> _Exercise task A_
From the advice column below, extract the passage starting with "I always say, hor, that" and going on through "like S&M restraints.", copied word for word.

My company just laid me off, because of the current economic condition.  But I still have kids to put through school, as well as a mortgage and a car loan to pay off. Some more, my husband was paralyzed in an accident and cannot work. Help!

Jobless

Dear Jobless,

Si beh cham, ah. But always got ways to survive financial hardship one.  Since your husband is useless oreddy, maybe you can take out an insurance policy and then have him have another 'accident'.  Maybe also involving your car and your home at the same time, so pow-ka-leow can claim. Go and call my colleagues at the Chap sar Tiam Secret Society at Geylang Lorong 69.  They got a lot of esperience in handling these sort of thing and charge very reasonable rates.  If you cannot pay them cash, you can always work it off as one of our freelance agents here in Geylang.  In bad times, you can always fall back on the old ways, mah. And this line is the oldest profession in the world.

Ah Beng

Dear Ah Beng,

Last time, I got many customers buying handbags and luggage from my leather retail business. But now, because of the economy, they are all cutting back on luxury goods and I am losing business. How?

Gu Per

Dear Gu Per,

I always say, hor, that bad times must be seen as opportunity for innovation.  So think, lah. Maybe you can pretend that you're closing down and have a big sale, but sell PVC instead. Or you could convert your handbags into other leather products with evergreen demand - like S&M restraints.

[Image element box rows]
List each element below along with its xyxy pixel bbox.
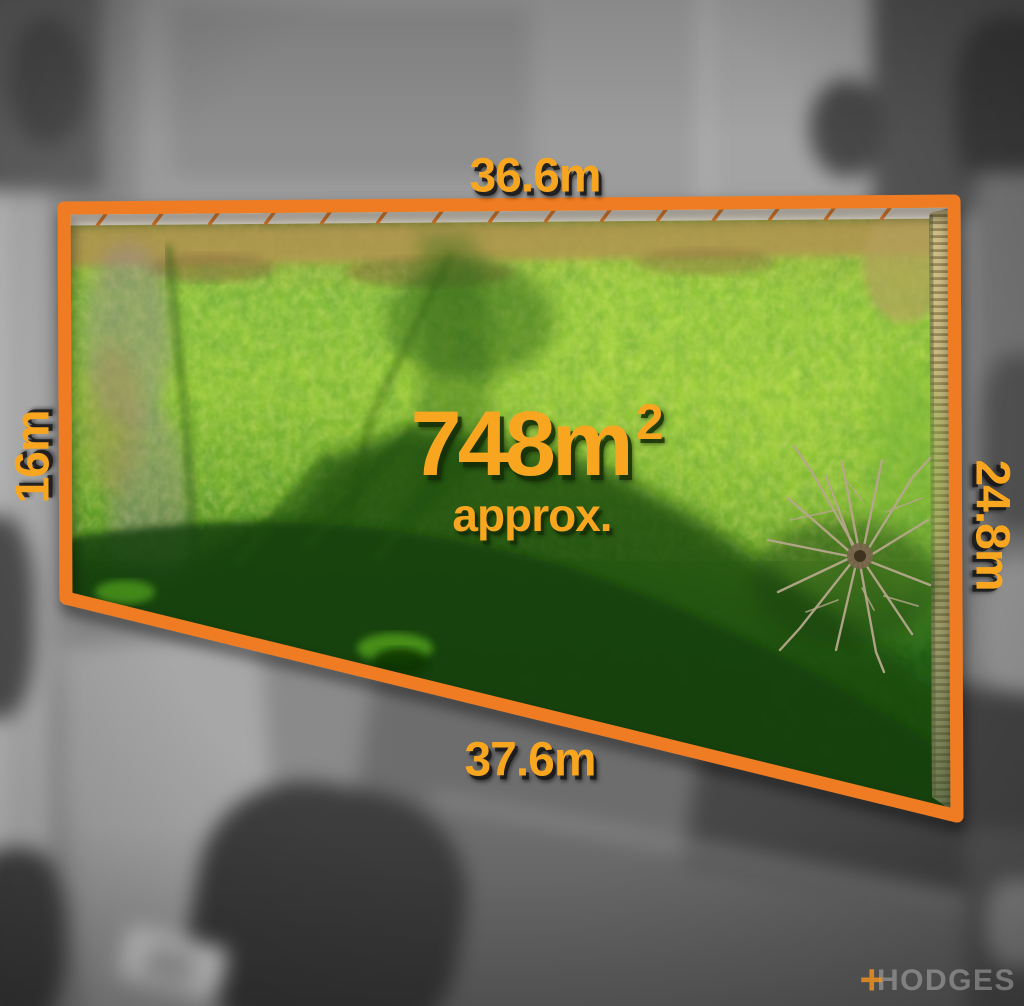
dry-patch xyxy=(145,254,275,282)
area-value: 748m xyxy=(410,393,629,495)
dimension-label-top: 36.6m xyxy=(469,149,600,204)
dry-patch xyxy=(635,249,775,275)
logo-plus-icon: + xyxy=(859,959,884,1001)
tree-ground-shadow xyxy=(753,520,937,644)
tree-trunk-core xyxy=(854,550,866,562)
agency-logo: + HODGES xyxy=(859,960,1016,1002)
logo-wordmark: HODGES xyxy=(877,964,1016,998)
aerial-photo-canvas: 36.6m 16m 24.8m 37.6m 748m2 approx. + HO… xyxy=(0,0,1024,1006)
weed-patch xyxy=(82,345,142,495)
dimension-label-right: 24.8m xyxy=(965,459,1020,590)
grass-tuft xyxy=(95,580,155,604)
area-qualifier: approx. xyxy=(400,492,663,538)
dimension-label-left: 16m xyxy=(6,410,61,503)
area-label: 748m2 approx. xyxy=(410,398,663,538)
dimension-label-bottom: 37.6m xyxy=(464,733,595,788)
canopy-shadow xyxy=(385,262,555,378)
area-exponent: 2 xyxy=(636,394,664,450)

> _Exercise task B_
Pull out every line of the rows above that contains the string "shadow".

> _Right answer A_
I always say, hor, that bad times must be seen as opportunity for innovation.  So think, lah. Maybe you can pretend that you're closing down and have a big sale, but sell PVC instead. Or you could convert your handbags into other leather products with evergreen demand - like S&M restraints.

> _Right answer B_
tree-ground-shadow xyxy=(753,520,937,644)
canopy-shadow xyxy=(385,262,555,378)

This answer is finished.